Copy the records word for word, from the first line through the line containing "square-g1[interactable]: ♚♔ bbox=[117, 154, 135, 172]", including that line, and stop there.
● ● ● ●
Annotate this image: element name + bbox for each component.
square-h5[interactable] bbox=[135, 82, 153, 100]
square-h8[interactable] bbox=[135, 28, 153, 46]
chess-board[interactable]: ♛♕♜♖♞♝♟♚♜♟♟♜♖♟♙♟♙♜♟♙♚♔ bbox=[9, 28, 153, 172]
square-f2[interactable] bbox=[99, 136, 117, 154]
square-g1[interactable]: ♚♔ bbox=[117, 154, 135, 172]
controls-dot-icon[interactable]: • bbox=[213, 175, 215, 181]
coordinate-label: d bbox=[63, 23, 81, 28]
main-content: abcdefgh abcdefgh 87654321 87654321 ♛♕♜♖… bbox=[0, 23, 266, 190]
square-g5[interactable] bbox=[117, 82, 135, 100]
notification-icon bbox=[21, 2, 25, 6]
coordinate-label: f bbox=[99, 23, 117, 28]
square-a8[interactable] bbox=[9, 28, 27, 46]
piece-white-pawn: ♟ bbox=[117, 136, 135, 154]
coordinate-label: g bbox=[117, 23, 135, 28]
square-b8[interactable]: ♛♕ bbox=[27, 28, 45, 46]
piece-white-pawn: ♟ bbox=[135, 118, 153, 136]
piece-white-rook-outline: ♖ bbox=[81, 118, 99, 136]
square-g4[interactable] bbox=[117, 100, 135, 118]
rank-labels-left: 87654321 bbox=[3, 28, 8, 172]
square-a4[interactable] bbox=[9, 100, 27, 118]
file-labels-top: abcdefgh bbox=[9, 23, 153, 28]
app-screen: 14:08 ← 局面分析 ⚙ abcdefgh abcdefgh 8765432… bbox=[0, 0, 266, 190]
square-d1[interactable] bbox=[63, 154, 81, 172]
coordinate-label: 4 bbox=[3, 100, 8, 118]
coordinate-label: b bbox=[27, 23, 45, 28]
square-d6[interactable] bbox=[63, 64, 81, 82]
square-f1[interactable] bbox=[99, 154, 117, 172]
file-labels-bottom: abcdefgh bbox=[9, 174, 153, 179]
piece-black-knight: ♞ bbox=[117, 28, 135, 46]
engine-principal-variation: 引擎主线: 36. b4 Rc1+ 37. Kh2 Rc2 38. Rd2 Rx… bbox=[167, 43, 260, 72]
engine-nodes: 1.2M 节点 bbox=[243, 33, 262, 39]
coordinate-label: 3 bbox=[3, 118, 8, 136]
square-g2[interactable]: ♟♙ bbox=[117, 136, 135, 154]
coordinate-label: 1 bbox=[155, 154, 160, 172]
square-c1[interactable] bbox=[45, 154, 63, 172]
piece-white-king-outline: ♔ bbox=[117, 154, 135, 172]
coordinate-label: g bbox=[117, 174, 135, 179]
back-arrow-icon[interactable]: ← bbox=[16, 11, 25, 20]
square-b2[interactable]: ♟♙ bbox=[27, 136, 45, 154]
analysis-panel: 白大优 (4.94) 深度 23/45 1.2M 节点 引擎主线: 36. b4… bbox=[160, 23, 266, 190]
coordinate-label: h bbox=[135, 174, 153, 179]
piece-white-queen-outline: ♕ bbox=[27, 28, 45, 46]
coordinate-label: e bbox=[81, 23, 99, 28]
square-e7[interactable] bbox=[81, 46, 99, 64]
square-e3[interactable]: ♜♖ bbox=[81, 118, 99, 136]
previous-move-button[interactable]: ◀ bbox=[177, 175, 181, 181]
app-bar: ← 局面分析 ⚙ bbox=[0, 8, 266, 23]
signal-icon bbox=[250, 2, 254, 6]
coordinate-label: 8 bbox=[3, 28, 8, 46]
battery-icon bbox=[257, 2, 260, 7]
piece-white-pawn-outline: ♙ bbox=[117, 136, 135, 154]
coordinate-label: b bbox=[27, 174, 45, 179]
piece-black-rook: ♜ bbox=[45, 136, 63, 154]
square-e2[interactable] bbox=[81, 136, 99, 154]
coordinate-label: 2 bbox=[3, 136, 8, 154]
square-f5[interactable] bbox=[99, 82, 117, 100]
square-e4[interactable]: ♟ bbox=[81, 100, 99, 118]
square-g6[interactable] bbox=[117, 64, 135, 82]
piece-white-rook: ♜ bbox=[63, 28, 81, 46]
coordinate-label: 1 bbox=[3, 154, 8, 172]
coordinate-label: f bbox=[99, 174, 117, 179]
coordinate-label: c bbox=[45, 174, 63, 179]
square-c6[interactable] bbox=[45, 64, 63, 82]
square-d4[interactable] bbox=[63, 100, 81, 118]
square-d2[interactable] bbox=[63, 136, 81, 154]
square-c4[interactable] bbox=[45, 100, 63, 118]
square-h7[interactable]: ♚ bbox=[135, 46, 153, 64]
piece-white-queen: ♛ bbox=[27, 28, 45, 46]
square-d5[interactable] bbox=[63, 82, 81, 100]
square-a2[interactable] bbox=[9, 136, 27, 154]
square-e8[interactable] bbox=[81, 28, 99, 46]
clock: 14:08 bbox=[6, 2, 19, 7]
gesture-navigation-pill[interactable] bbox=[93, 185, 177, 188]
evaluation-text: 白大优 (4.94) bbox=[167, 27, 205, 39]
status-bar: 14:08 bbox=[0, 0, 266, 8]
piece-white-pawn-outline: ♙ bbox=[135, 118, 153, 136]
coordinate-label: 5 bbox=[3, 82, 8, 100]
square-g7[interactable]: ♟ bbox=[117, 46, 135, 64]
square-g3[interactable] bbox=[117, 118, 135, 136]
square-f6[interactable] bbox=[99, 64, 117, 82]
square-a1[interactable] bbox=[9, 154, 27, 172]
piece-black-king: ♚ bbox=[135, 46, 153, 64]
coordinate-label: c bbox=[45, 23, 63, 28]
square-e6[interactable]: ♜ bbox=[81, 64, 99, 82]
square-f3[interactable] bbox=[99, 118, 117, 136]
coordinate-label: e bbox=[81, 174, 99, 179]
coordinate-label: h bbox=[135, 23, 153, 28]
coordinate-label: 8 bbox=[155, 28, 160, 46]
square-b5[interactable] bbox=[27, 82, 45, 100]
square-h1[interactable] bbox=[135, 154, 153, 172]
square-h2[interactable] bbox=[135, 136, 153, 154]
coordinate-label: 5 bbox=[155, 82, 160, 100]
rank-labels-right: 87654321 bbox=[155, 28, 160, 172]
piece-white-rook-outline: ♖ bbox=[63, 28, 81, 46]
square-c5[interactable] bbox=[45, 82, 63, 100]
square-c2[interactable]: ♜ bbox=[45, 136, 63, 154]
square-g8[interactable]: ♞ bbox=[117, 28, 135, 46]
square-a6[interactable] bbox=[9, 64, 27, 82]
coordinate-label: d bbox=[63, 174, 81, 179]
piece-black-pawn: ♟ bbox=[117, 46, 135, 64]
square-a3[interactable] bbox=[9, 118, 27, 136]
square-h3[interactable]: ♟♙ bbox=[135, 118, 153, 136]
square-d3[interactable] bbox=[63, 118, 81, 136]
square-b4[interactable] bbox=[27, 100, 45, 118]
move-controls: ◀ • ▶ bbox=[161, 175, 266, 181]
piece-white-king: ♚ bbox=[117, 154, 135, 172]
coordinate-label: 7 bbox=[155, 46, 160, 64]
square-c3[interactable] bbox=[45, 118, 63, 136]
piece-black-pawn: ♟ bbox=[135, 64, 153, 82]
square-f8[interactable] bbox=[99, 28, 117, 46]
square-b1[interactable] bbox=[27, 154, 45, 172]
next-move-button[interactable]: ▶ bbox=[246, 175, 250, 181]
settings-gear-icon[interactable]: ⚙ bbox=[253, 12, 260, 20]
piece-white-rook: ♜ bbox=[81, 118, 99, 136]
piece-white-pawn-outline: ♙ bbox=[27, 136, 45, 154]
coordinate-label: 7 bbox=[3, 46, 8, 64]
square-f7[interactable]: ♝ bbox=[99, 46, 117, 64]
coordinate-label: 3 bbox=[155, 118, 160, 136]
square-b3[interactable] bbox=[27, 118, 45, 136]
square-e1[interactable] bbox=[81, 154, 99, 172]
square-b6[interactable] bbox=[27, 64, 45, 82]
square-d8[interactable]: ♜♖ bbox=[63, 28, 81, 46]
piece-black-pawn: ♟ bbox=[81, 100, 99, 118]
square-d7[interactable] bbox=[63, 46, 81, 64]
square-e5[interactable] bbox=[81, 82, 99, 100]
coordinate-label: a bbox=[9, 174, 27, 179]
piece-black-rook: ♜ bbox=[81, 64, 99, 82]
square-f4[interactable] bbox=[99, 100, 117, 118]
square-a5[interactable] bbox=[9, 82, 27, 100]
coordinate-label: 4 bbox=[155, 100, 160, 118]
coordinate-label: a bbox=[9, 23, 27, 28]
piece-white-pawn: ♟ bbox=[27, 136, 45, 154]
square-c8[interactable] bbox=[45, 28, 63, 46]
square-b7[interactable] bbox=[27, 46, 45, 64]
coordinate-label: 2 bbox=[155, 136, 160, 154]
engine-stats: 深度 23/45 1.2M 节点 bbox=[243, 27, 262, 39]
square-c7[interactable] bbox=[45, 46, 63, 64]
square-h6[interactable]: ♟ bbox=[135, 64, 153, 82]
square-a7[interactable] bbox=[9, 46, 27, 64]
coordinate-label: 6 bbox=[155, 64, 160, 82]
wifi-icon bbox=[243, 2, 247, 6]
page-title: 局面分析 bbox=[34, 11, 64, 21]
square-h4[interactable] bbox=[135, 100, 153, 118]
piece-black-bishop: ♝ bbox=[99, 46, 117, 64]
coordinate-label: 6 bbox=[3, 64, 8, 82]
● ● ● ●
— RESPONSE TO THE EXERCISE —
Annotate this image: element name + bbox for each component.
square-h5[interactable] bbox=[135, 82, 153, 100]
square-h8[interactable] bbox=[135, 28, 153, 46]
chess-board[interactable]: ♛♕♜♖♞♝♟♚♜♟♟♜♖♟♙♟♙♜♟♙♚♔ bbox=[9, 28, 153, 172]
square-f2[interactable] bbox=[99, 136, 117, 154]
square-g1[interactable]: ♚♔ bbox=[117, 154, 135, 172]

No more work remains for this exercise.